═════ Data excerpts
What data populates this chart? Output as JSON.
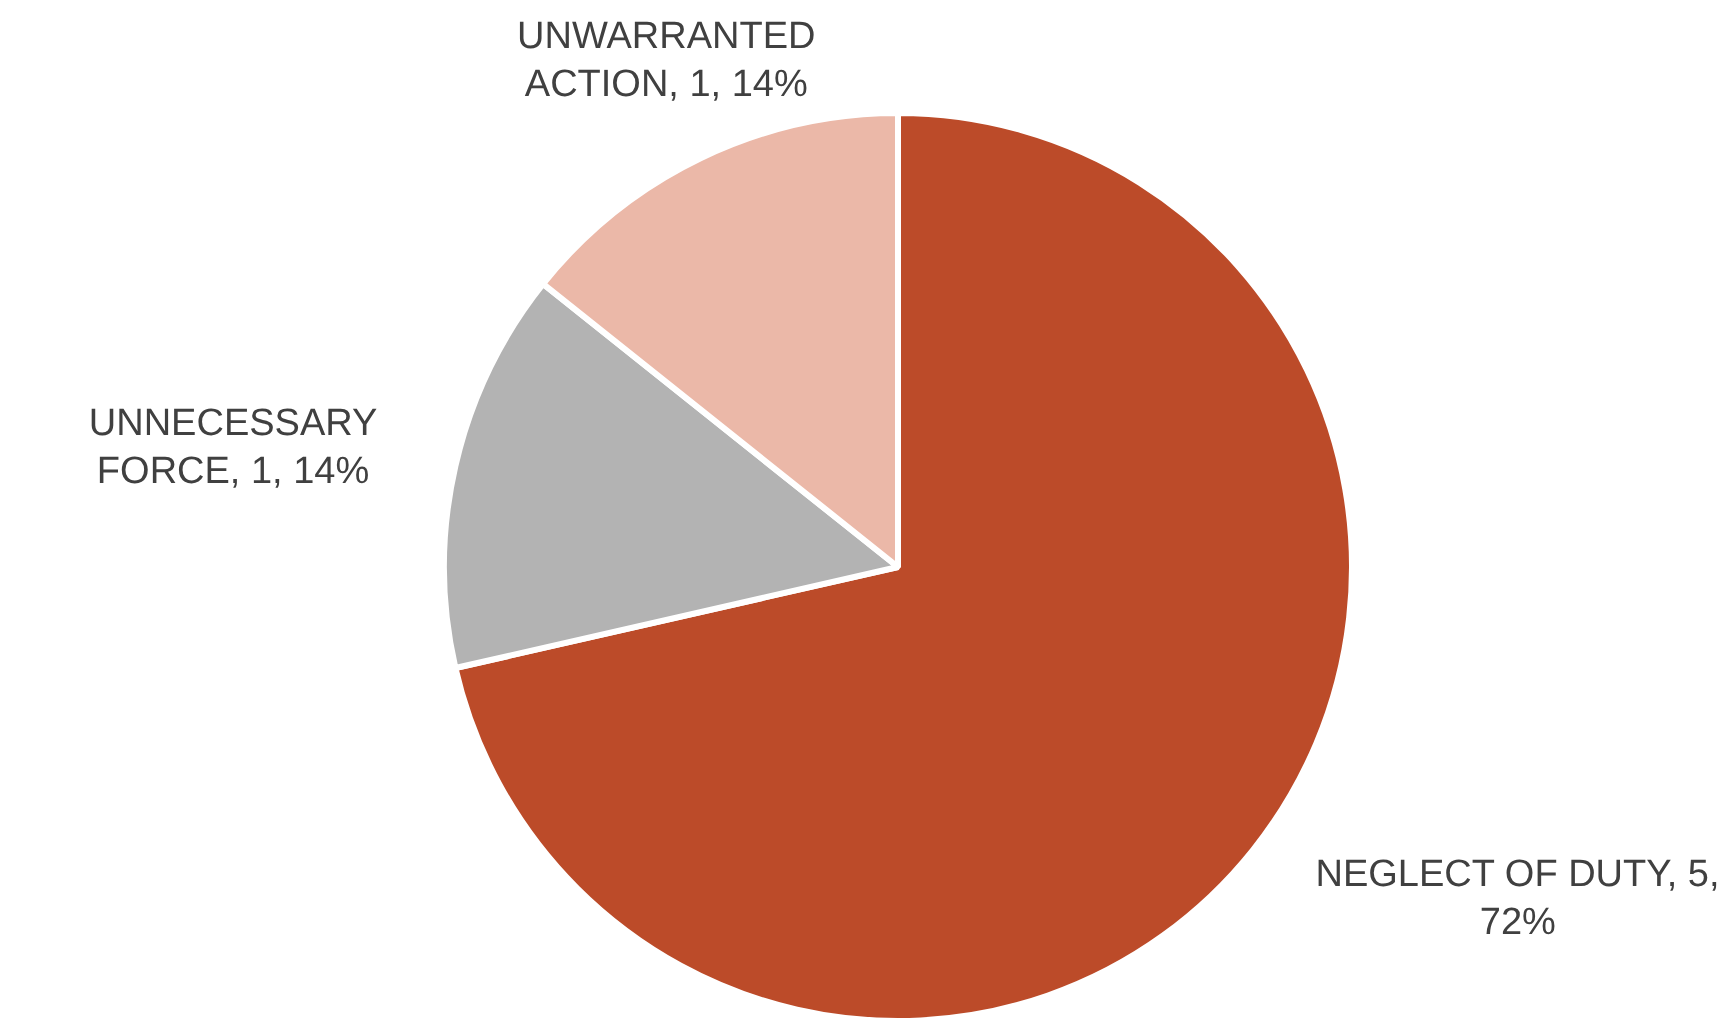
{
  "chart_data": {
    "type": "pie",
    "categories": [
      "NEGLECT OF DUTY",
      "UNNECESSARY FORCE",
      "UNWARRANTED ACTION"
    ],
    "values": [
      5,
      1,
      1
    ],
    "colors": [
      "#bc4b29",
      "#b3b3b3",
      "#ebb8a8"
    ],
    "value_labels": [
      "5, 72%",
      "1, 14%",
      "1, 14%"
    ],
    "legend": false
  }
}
══════════
_Your objective_. Output each line exactly; omit every picture.

_Result of this exercise_.
What data populates this chart? Output as JSON.
{
  "chart_data": {
    "type": "pie",
    "categories": [
      "NEGLECT OF DUTY",
      "UNNECESSARY FORCE",
      "UNWARRANTED ACTION"
    ],
    "values": [
      5,
      1,
      1
    ],
    "colors": [
      "#bc4b29",
      "#b3b3b3",
      "#ebb8a8"
    ],
    "value_labels": [
      "5, 72%",
      "1, 14%",
      "1, 14%"
    ],
    "legend": false
  }
}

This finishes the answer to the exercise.